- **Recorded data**
## START

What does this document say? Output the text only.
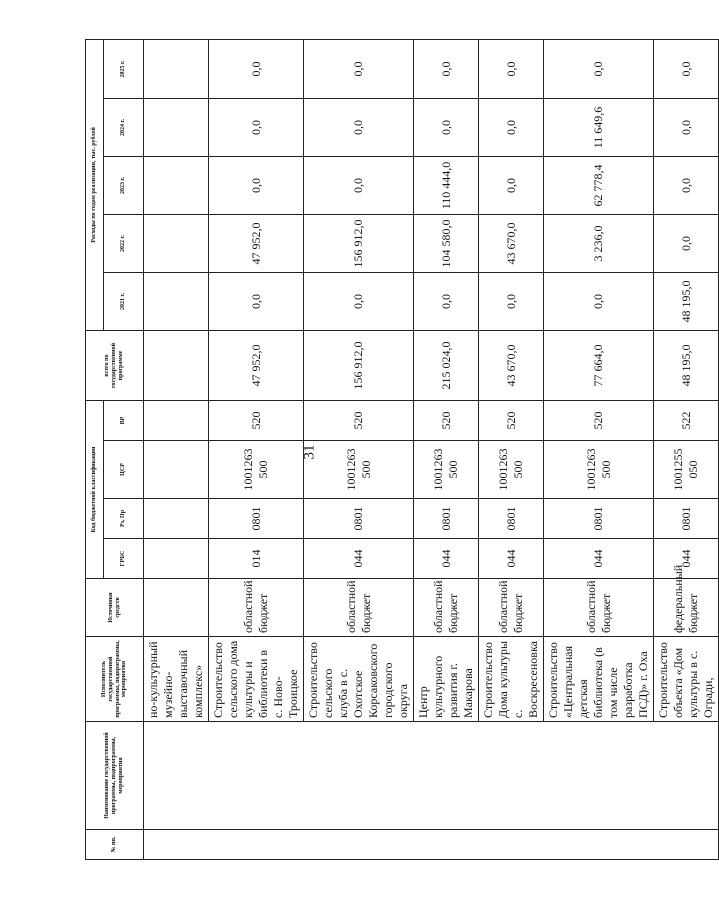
31
№ пп.	Наименование государственной программы, подпрограммы, мероприятия	Исполнитель государственной программы, подпрограммы, мероприятия	Источники средств	Код бюджетной классификации				всего по государственной программе	Расходы по годам реализации, тыс. рублей				
				ГРБС	Рз, Пр	ЦСР	ВР		2021 г.	2022 г.	2023 г.	2024 г.	2025 г.
		но-культурный музейно-выставочный комплекс»											
		Строительство сельского дома культуры и библиотеки в с. Ново-Троицкое	областной бюджет	014	0801	1001263 500	520	47 952,0	0,0	47 952,0	0,0	0,0	0,0
		Строительство сельского клуба в с. Охотское Корсаковского городского округа	областной бюджет	044	0801	1001263 500	520	156 912,0	0,0	156 912,0	0,0	0,0	0,0
		Центр культурного развития г. Макарова	областной бюджет	044	0801	1001263 500	520	215 024,0	0,0	104 580,0	110 444,0	0,0	0,0
		Строительство Дома культуры с. Воскресеновка	областной бюджет	044	0801	1001263 500	520	43 670,0	0,0	43 670,0	0,0	0,0	0,0
		Строительство «Центральная детская библиотека (в том числе разработка ПСД)» г. Оха	областной бюджет	044	0801	1001263 500	520	77 664,0	0,0	3 236,0	62 778,4	11 649,6	0,0
		Строительство объекта «Дом культуры в с. Огради,	федеральный бюджет	044	0801	1001255 050	522	48 195,0	48 195,0	0,0	0,0	0,0	0,0
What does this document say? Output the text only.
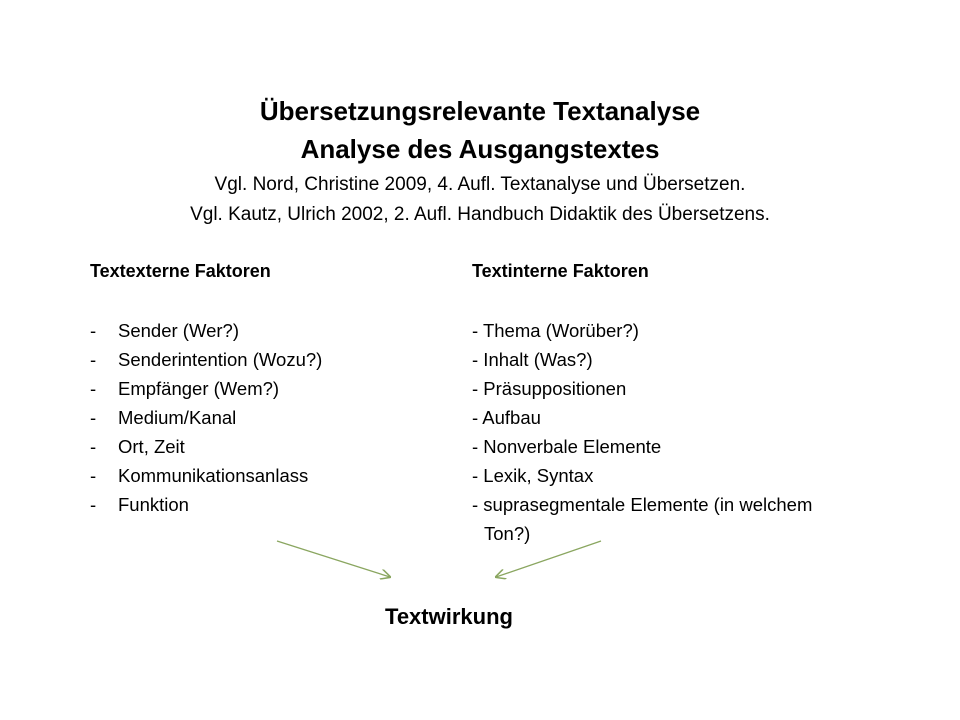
Übersetzungsrelevante Textanalyse
Analyse des Ausgangstextes
Vgl. Nord, Christine 2009, 4. Aufl. Textanalyse und Übersetzen.
Vgl. Kautz, Ulrich 2002, 2. Aufl. Handbuch Didaktik des Übersetzens.
Textexterne Faktoren	Textinterne Faktoren
-	Sender (Wer?)
-	Senderintention (Wozu?)
-	Empfänger (Wem?)
-	Medium/Kanal
-	Ort, Zeit
-	Kommunikationsanlass
-	Funktion
- Thema (Worüber?)
- Inhalt (Was?)
- Präsuppositionen
- Aufbau
- Nonverbale Elemente
- Lexik, Syntax
- suprasegmentale Elemente (in welchem
Ton?)
Textwirkung
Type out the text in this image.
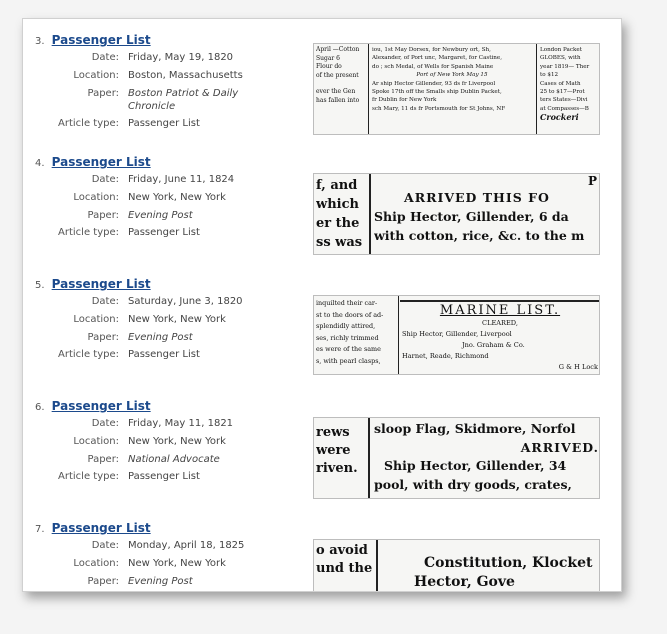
3. Passenger List
Date: Friday, May 19, 1820
Location: Boston, Massachusetts
Paper: Boston Patriot & Daily Chronicle
Article type: Passenger List
April —Cotton
Sugar 6
Flour do
of the present
ever the Gen
has fallen into
iou, 1st May Dorsex, for Newbury ort, Sh,
Alexander, of Port unc, Margaret, for Castine,
do ; sch Medal, of Wells for Spanish Maine
Port of New York May 15
Ar ship Hector Gillender, 93 ds fr Liverpool
Spoke 17th off the Smalls ship Dublin Packet,
fr Dublin for New York
sch Mary, 11 ds fr Portsmouth for St Johns, NF
London Packet
GLOBES, with
year 1819— Ther
to $12
Cases of Math
25 to $17—Prot
ters States—Divi
at Compasses—B
Crockeri
4. Passenger List
Date: Friday, June 11, 1824
Location: New York, New York
Paper: Evening Post
Article type: Passenger List
f, and
which
er the
ss was
ARRIVED THIS FO
Ship Hector, Gillender, 6 da
with cotton, rice, &c. to the m
P
5. Passenger List
Date: Saturday, June 3, 1820
Location: New York, New York
Paper: Evening Post
Article type: Passenger List
inquilted their car-
st to the doors of ad-
splendidly attired,
ses, richly trimmed
es were of the same
s, with pearl clasps,
MARINE LIST.
CLEARED,
Ship Hector, Gillender, Liverpool
Jno. Graham & Co.
Harnet, Reade, Richmond
G & H Lock
6. Passenger List
Date: Friday, May 11, 1821
Location: New York, New York
Paper: National Advocate
Article type: Passenger List
rews
were
riven.
sloop Flag, Skidmore, Norfol
ARRIVED.
Ship Hector, Gillender, 34
pool, with dry goods, crates,
7. Passenger List
Date: Monday, April 18, 1825
Location: New York, New York
Paper: Evening Post
o avoid
und the	Constitution, Klocket
Hector, Gove
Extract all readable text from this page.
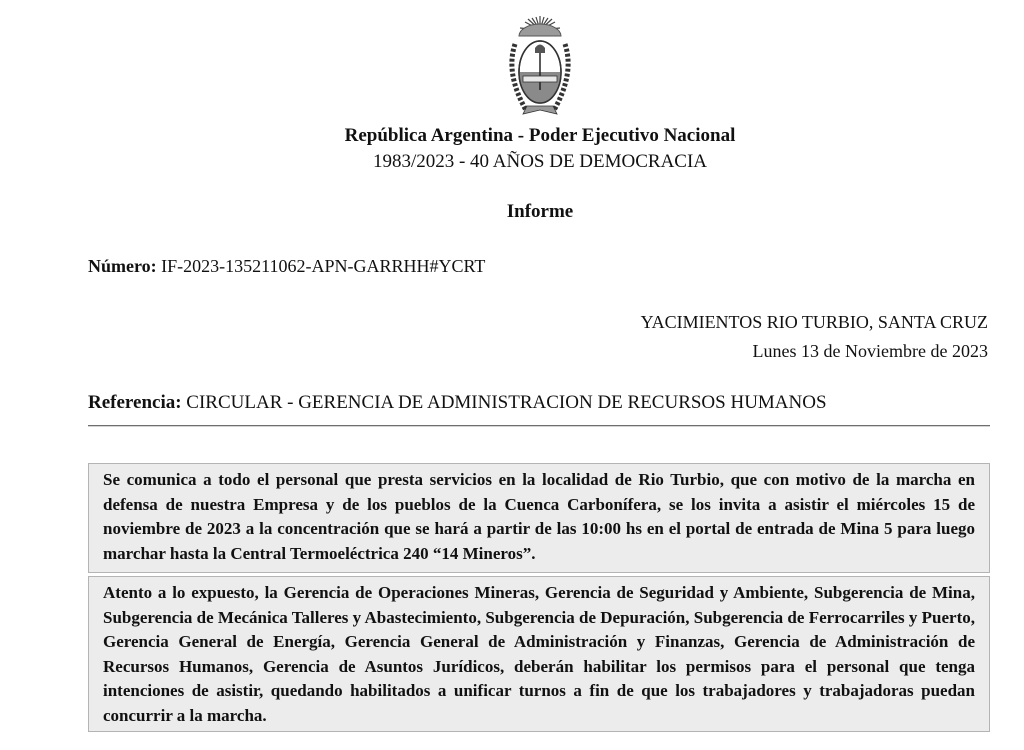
República Argentina - Poder Ejecutivo Nacional
1983/2023 - 40 AÑOS DE DEMOCRACIA
Informe
Número: IF-2023-135211062-APN-GARRHH#YCRT
YACIMIENTOS RIO TURBIO, SANTA CRUZ
Lunes 13 de Noviembre de 2023
Referencia: CIRCULAR - GERENCIA DE ADMINISTRACION DE RECURSOS HUMANOS
Se comunica a todo el personal que presta servicios en la localidad de Rio Turbio, que con motivo de la marcha en defensa de nuestra Empresa y de los pueblos de la Cuenca Carbonífera, se los invita a asistir el miércoles 15 de noviembre de 2023 a la concentración que se hará a partir de las 10:00 hs en el portal de entrada de Mina 5 para luego marchar hasta la Central Termoeléctrica 240 “14 Mineros”.
Atento a lo expuesto, la Gerencia de Operaciones Mineras, Gerencia de Seguridad y Ambiente, Subgerencia de Mina, Subgerencia de Mecánica Talleres y Abastecimiento, Subgerencia de Depuración, Subgerencia de Ferrocarriles y Puerto, Gerencia General de Energía, Gerencia General de Administración y Finanzas, Gerencia de Administración de Recursos Humanos, Gerencia de Asuntos Jurídicos, deberán habilitar los permisos para el personal que tenga intenciones de asistir, quedando habilitados a unificar turnos a fin de que los trabajadores y trabajadoras puedan concurrir a la marcha.
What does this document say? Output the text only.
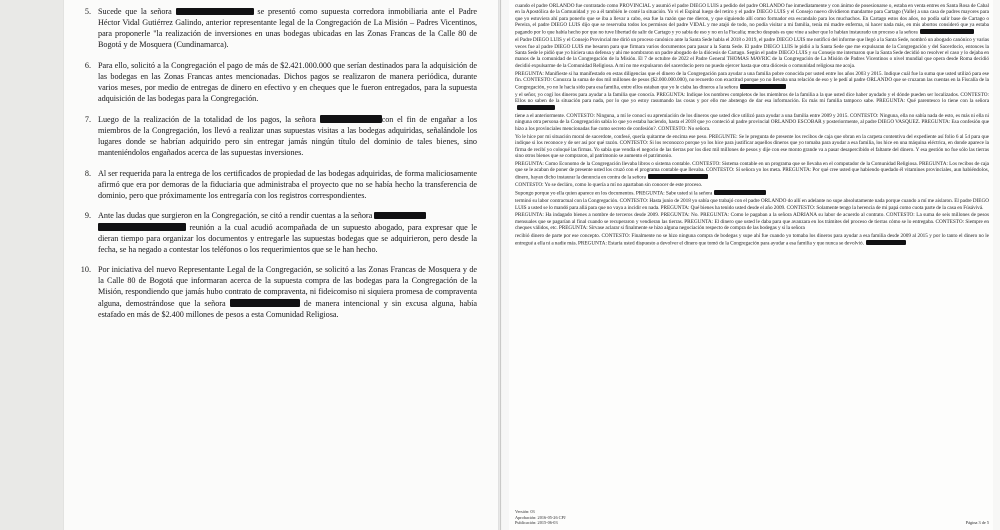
5. Sucede que la señora	se presentó como supuesta corredora inmobiliaria ante el Padre Héctor Vidal Gutiérrez Galindo, anterior representante legal de la Congregación de La Misión – Padres Vicentinos, para proponerle "la realización de inversiones en unas bodegas ubicadas en las Zonas Francas de la Calle 80 de Bogotá y de Mosquera (Cundinamarca).
6. Para ello, solicitó a la Congregación el pago de más de $2.421.000.000 que serían destinados para la adquisición de las bodegas en las Zonas Francas antes mencionadas. Dichos pagos se realizaron de manera periódica, durante varios meses, por medio de entregas de dinero en efectivo y en cheques que le fueron entregados, para la supuesta adquisición de las bodegas para la Congregación.
7. Luego de la realización de la totalidad de los pagos, la señora	con el fin de engañar a los miembros de la Congregación, los llevó a realizar unas supuestas visitas a las bodegas adquiridas, señalándole los lugares donde se habrían adquirido pero sin entregar jamás ningún título del dominio de tales bienes, sino manteniéndolos engañados acerca de las supuestas inversiones.
8. Al ser requerida para la entrega de los certificados de propiedad de las bodegas adquiridas, de forma maliciosamente afirmó que era por demoras de la fiduciaria que administraba el proyecto que no se había hecho la transferencia de dominio, pero que próximamente los entregaría con los registros correspondientes.
9. Ante las dudas que surgieron en la Congregación, se citó a rendir cuentas a la señora
reunión a la cual acudió acompañada de un supuesto abogado, para expresar que le dieran tiempo para organizar los documentos y entregarle las supuestas bodegas que se adquirieron, pero desde la fecha, se ha negado a contestar los teléfonos o los requerimientos que se le han hecho.
10. Por iniciativa del nuevo Representante Legal de la Congregación, se solicitó a las Zonas Francas de Mosquera y de la Calle 80 de Bogotá que informaran acerca de la supuesta compra de las bodegas para la Congregación de la Misión, respondiendo que jamás hubo contrato de compraventa, ni fideicomiso ni siquiera promesa de compraventa alguna, demostrándose que la señora	de manera intencional y sin excusa alguna, había estafado en más de $2.400 millones de pesos a esta Comunidad Religiosa.

cuando el padre ORLANDO fue contratado como PROVINCIAL y asumió el padre DIEGO LUIS a pedido del padre ORLANDO fue inmediatamente y con ánimo de posesionarse o, estaba en venta entres en Santa Rosa de Cabal en la Apostólica de la Comunidad y yo a él también le conté la situación. Yo vi el Espinal luego del retiro y el padre DIEGO LUIS y el Consejo nuevo dividieron mandarme para Cartago (Valle) a una casa de padres mayores para que yo estuviera ahí para ponerlo que se iba a llevar a cabo, esa fue la razón que me dieron, y que siguiendo allí como formador era escandalo para los muchachos. En Cartago estos dos años, no podía salir base de Cartago o Pereira, el padre DIEGO LUIS dijo que se reservaba todos los permisos del padre VIDAL y me atajó de todo, no podía visitar a mi familia, tenía mi madre enferma, ni hacer nada más, en mis abortos consideró que ya estaba pagando por lo que había hecho por que no tuve libertad de salir de Cartago y yo sabía de eso y no en la Fiscalía; mucho después es que vine a saber que lo habían instaurado un proceso a la señora

el Padre DIEGO LUIS y el Consejo Provincial me dirió un proceso canónico ante la Santa Sede habla el 2018 o 2019, el padre DIEGO LUIS me notificó del informe que llegó a la Santa Sede, nombró un abogado canónico y varias veces fue al padre DIEGO LUIS me besaron para que firmara varios documentos para pasar a la Santa Sede. El padre DIEGO LUIS le pidió a la Santa Sede que me expulsaran de la Congregación y del Sacerdocio, entonces la Santa Sede le pidió que yo hiciera una defensa y ahí me nombraron un padre abogado de la diócesis de Cartago. Según el padre DIEGO LUIS y su Consejo me internaron que la Santa Sede decidió no resolver el caso y lo dejaba en manos de la comunidad de la Congregación de la Misión. El 7 de octubre de 2022 el Padre General THOMAS MAVRIC de la Congregación de La Misión de Padres Vicentinos o nivel mundial que opera desde Roma decidió decidió expulsarme de la Comunidad Religiosa. A mí no me expulsaron del sacerdocio pero no puedo ejercer hasta que otra diócesis o comunidad religiosa me acoja.

PREGUNTA: Manifieste si ha manifestado en estas diligencias que el dinero de la Congregación para ayudar a una familia pobre conocida por usted entre los años 2003 y 2015. Indique cuál fue la suma que usted utilizó para ese fin. CONTESTO: Conozca la suma de dos mil millones de pesos ($2.000.000.000), no recuerdo con exactitud porque yo no llevaba una relación de eso y le pedí al padre ORLANDO que se cruzaran las cuentas en la Fiscalía de la Congregación, yo no le hacía sido para esa familia, entre ellos estaban que yo le ciaba las dineros a la señora

y el señor, yo cogí los dineros para ayudar a la familia que conocía. PREGUNTA: Indique los nombres completos de los miembros de la familia a la que usted dice haber ayudado y el dónde pueden ser localizados. CONTESTO: Ellos no saben de la situación para nada, por lo que yo estoy rasumando las cosas y por ello me abstengo de dar esa información. Es más mi familia tampoco sabe. PREGUNTA: Qué parentesco lo tiene con la señora

tiene a el anteriormente. CONTESTO: Ninguna, a mí le conocí su apremiación de los dineros que usted dice utilizó para ayudar a una familia entre 2009 y 2015. CONTESTO: Ninguna, ella no sabía nada de esto, es más ni ella ni ninguna otra persona de la Congregación sabía lo que yo estaba haciendo, hasta el 2018 que yo conteció al padre provincial ORLANDO ESCOBAR y posteriormente, al padre DIEGO VASQUEZ. PREGUNTA: Esa confesión que hizo a los provinciales mencionadas fue como secreto de confesión?. CONTESTO: No señora.

Yo le hice por mi situación moral de sacerdote, confesé, quería quitarme de encima ese peso. PREGUNTE: Se le pregunta de presente los recibos de caja que obran en la carpeta contentiva del expediente así folio 6 al 54 para que indique si los reconoce y de ser así por qué razón. CONTESTO: Si los reconozco porque yo los hice para justificar aquellos dineros que yo tomaba para ayudar a esa familia, los hice en una máquina eléctrica, en donde aparece la firma de recibí yo coloqué las firmas. Yo sabía que vendía el negocio de las tierras por los diez mil millones de pesos y dije con ese monto grande va a pasar desapercibido el faltante del dinero. Y esa gestión no fue sólo las tierras sino otros bienes que se compraron, al patrimonio se aumento el patrimonio.

PREGUNTA: Como Economo de la Congregación llevaba libros o sistema contable. CONTESTO: Sistema contable en un programa que se llevaba en el computador de la Comunidad Religiosa. PREGUNTA: Los recibos de caja que se le acaban de poner de presente usted los cruzó con el programa contable que llevaba. CONTESTO: Sí señora yo los meta. PREGUNTA: Por qué cree usted que habiendo quedado él vitamines provinciales, aun habiéndolos, dinero, hayan dicho instaurar la denuncia en contra de la señora

CONTESTO: Yo se decláro, como lo quería a mí no apartaban sin conocer de este proceso.

Supongo porque yo ella quien aparece en los documentos. PREGUNTA: Sabe usted si la señora

terminó su labor contractual con la Congregación. CONTESTO: Hasta junio de 2018 yo sabía que trabajó con el padre ORLANDO do allí en adelante no supe absolutamente nada porque cuando a mí me aislaron. El padre DIEGO LUIS a usted se lo mandó para allá para que no vaya a incidir en nada. PREGUNTA: Qué bienes ha tenido usted desde el año 2009. CONTESTO: Solamente tengo la herencia de mi papá como cuota parte de la casa en Fúsávivá.

PREGUNTA: Ha indagado bienes a nombre de terceros desde 2009. PREGUNTA: No. PREGUNTA: Como le pagaban a la señora ADRIANA su labor de acuerdo al contrato. CONTESTO: La suma de seis millones de pesos mensuales que se pagarían al final cuando se recuperaron y vendieran las tierras. PREGUNTA: El dinero que usted le daba para que avanzara en los trámites del proceso de tierras cómo se lo entregaba. CONTESTO: Siempre en cheques válidos, etc. PREGUNTA: Sírvase aclarar si finalmente se hizo alguna negociación respecto de compra de las bodegas y si la señora

recibió dinero de parte por ese concepto. CONTESTO: Finalmente no se hizo ninguna compra de bodegas y supe ahí fue cuando yo tomaba los dineros para ayudar a esa familia desde 2009 al 2015 y por lo tanto el dinero no le entregué a ella ni a nadie más. PREGUNTA: Estaría usted dispuesto a devolver el dinero que tomó de la Congregación para ayudar a esa familia y que nunca se devolvió.

Versión: 03
Aprobación: 2016-05-26 CPJ
Publicación: 2015-06-03	Página 3 de 5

## END

- **Requirements**
Pull out each line holding the string "Elemente".

- **Solution to the exercise**
- Nonverbale Elemente
- suprasegmentale Elemente (in welchem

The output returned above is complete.